─── Data yang Diberikan

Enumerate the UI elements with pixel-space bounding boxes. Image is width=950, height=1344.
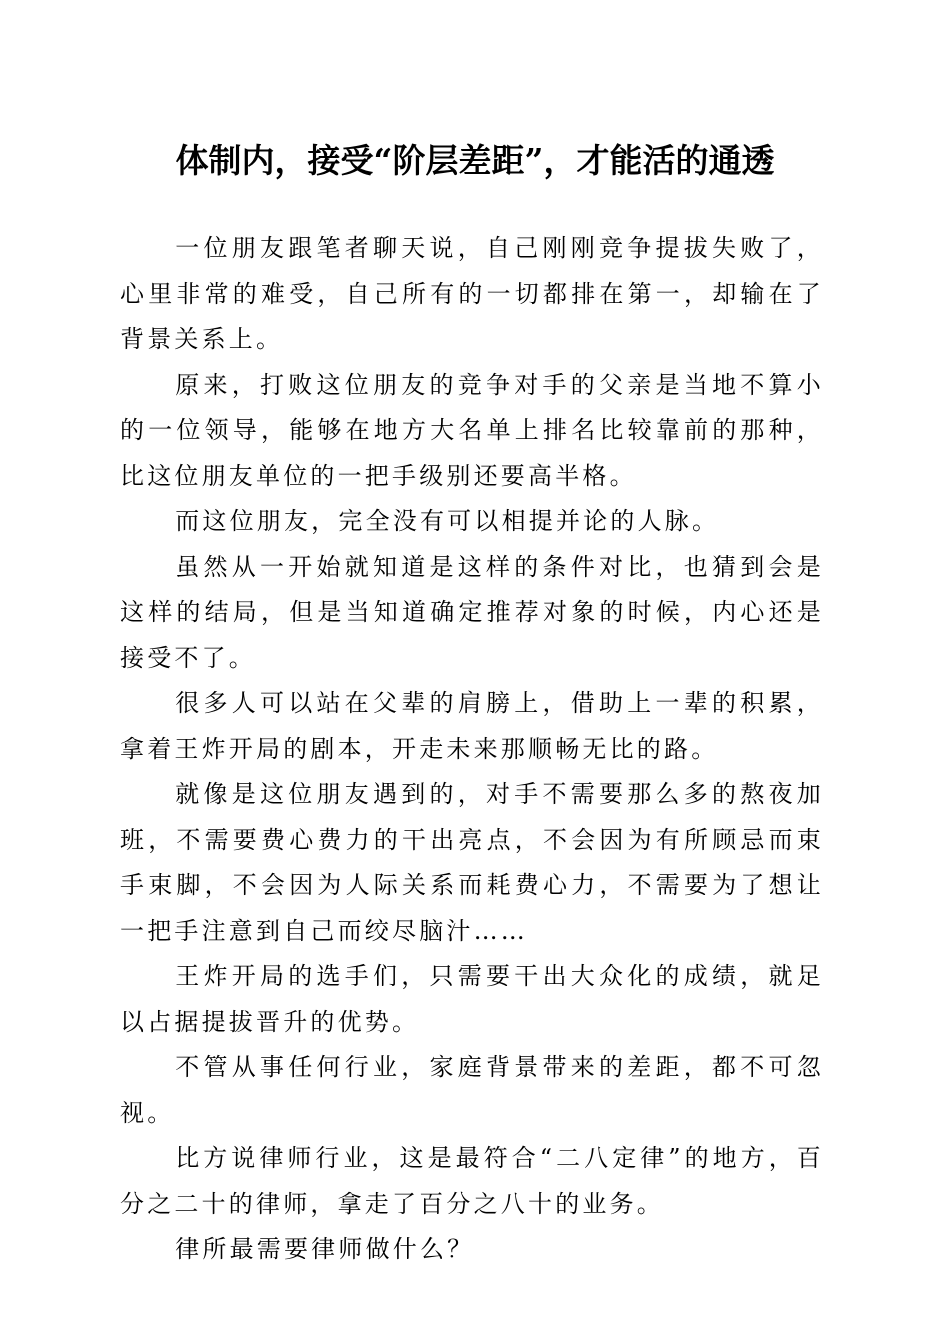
paragraph: 不管从事任何行业，家庭背景带来的差距，都不可忽视。 xyxy=(120,1053,824,1127)
paragraph: 就像是这位朋友遇到的，对手不需要那么多的熬夜加班，不需要费心费力的干出亮点，不会因为有所顾忌而束手束脚，不会因为人际关系而耗费心力，不需要为了想让一把手注意到自己而绞尽脑汁…… xyxy=(120,780,824,945)
paragraph: 一位朋友跟笔者聊天说，自己刚刚竞争提拔失败了，心里非常的难受，自己所有的一切都排在第一，却输在了背景关系上。 xyxy=(120,234,824,353)
document-body xyxy=(120,226,824,1273)
document-title: 体制内，接受“阶层差距”，才能活的通透 xyxy=(175,141,775,180)
paragraph: 虽然从一开始就知道是这样的条件对比，也猜到会是这样的结局，但是当知道确定推荐对象的时候，内心还是接受不了。 xyxy=(120,552,824,672)
paragraph: 原来，打败这位朋友的竞争对手的父亲是当地不算小的一位领导，能够在地方大名单上排名比较靠前的那种，比这位朋友单位的一把手级别还要高半格。 xyxy=(120,370,824,490)
paragraph: 律所最需要律师做什么？ xyxy=(175,1235,475,1263)
paragraph: 比方说律师行业，这是最符合“二八定律”的地方，百分之二十的律师，拿走了百分之八十的业务。 xyxy=(120,1144,824,1218)
paragraph: 很多人可以站在父辈的肩膀上，借助上一辈的积累，拿着王炸开局的剧本，开走未来那顺畅无比的路。 xyxy=(120,689,824,763)
paragraph: 王炸开局的选手们，只需要干出大众化的成绩，就足以占据提拔晋升的优势。 xyxy=(120,962,824,1036)
paragraph: 而这位朋友，完全没有可以相提并论的人脉。 xyxy=(175,507,720,535)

──────

* _Petunjuk Tugas_: Tukarlah setiap "paragraph" dengan "text" di seluruh data di atas, lalu tuliskan kembali semua barisnya tanpa perubahan lain dan tanpa menyertakan gambar.

* _Jawaban_:
Enumerate the UI elements with pixel-space bounding boxes. Image is width=950, height=1344.
text: 不管从事任何行业，家庭背景带来的差距，都不可忽视。 xyxy=(120,1053,824,1127)
text: 就像是这位朋友遇到的，对手不需要那么多的熬夜加班，不需要费心费力的干出亮点，不会因为有所顾忌而束手束脚，不会因为人际关系而耗费心力，不需要为了想让一把手注意到自己而绞尽脑汁…… xyxy=(120,780,824,945)
text: 一位朋友跟笔者聊天说，自己刚刚竞争提拔失败了，心里非常的难受，自己所有的一切都排在第一，却输在了背景关系上。 xyxy=(120,234,824,353)
document-body xyxy=(120,226,824,1273)
document-title: 体制内，接受“阶层差距”，才能活的通透 xyxy=(175,141,775,180)
text: 虽然从一开始就知道是这样的条件对比，也猜到会是这样的结局，但是当知道确定推荐对象的时候，内心还是接受不了。 xyxy=(120,552,824,672)
text: 原来，打败这位朋友的竞争对手的父亲是当地不算小的一位领导，能够在地方大名单上排名比较靠前的那种，比这位朋友单位的一把手级别还要高半格。 xyxy=(120,370,824,490)
text: 律所最需要律师做什么？ xyxy=(175,1235,475,1263)
text: 比方说律师行业，这是最符合“二八定律”的地方，百分之二十的律师，拿走了百分之八十的业务。 xyxy=(120,1144,824,1218)
text: 很多人可以站在父辈的肩膀上，借助上一辈的积累，拿着王炸开局的剧本，开走未来那顺畅无比的路。 xyxy=(120,689,824,763)
text: 王炸开局的选手们，只需要干出大众化的成绩，就足以占据提拔晋升的优势。 xyxy=(120,962,824,1036)
text: 而这位朋友，完全没有可以相提并论的人脉。 xyxy=(175,507,720,535)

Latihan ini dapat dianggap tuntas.